▶ **Given problem**
Tally every line of the listing where the string "values" is found, and state the total alone.

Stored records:
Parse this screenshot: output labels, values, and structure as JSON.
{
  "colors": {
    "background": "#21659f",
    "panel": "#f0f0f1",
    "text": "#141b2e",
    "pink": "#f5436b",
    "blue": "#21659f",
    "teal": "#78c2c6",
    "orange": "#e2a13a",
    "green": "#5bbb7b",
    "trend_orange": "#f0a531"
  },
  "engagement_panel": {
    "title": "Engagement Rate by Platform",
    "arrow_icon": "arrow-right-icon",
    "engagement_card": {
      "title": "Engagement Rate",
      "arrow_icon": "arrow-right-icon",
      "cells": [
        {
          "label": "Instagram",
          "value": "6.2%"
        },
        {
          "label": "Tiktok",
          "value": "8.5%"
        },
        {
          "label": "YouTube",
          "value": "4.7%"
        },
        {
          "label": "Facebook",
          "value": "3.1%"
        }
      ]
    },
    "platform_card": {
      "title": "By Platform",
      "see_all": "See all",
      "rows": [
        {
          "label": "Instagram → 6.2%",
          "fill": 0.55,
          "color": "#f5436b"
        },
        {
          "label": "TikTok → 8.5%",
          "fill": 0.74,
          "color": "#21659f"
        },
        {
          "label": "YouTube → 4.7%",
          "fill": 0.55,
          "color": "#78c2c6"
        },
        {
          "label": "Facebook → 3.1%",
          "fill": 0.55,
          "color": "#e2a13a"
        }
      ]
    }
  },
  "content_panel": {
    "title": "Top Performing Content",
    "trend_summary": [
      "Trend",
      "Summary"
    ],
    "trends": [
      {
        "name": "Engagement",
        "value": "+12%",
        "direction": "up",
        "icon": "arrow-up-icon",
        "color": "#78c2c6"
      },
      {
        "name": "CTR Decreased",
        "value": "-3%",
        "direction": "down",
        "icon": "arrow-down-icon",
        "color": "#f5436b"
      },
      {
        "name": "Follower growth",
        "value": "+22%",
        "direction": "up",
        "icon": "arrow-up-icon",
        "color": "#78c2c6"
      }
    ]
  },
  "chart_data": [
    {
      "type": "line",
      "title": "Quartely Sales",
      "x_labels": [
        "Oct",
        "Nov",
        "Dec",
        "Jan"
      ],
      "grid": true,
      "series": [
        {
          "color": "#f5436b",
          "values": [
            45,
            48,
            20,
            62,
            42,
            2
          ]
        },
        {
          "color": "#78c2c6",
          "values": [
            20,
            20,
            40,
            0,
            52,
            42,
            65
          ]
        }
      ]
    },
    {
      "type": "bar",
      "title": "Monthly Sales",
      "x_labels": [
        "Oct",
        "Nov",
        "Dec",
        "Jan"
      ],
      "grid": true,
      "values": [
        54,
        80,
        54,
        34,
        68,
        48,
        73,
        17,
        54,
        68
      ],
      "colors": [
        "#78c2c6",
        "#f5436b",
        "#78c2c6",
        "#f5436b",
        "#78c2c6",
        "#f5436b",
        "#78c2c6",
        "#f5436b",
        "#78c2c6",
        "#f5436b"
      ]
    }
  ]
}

▶ **Result**
4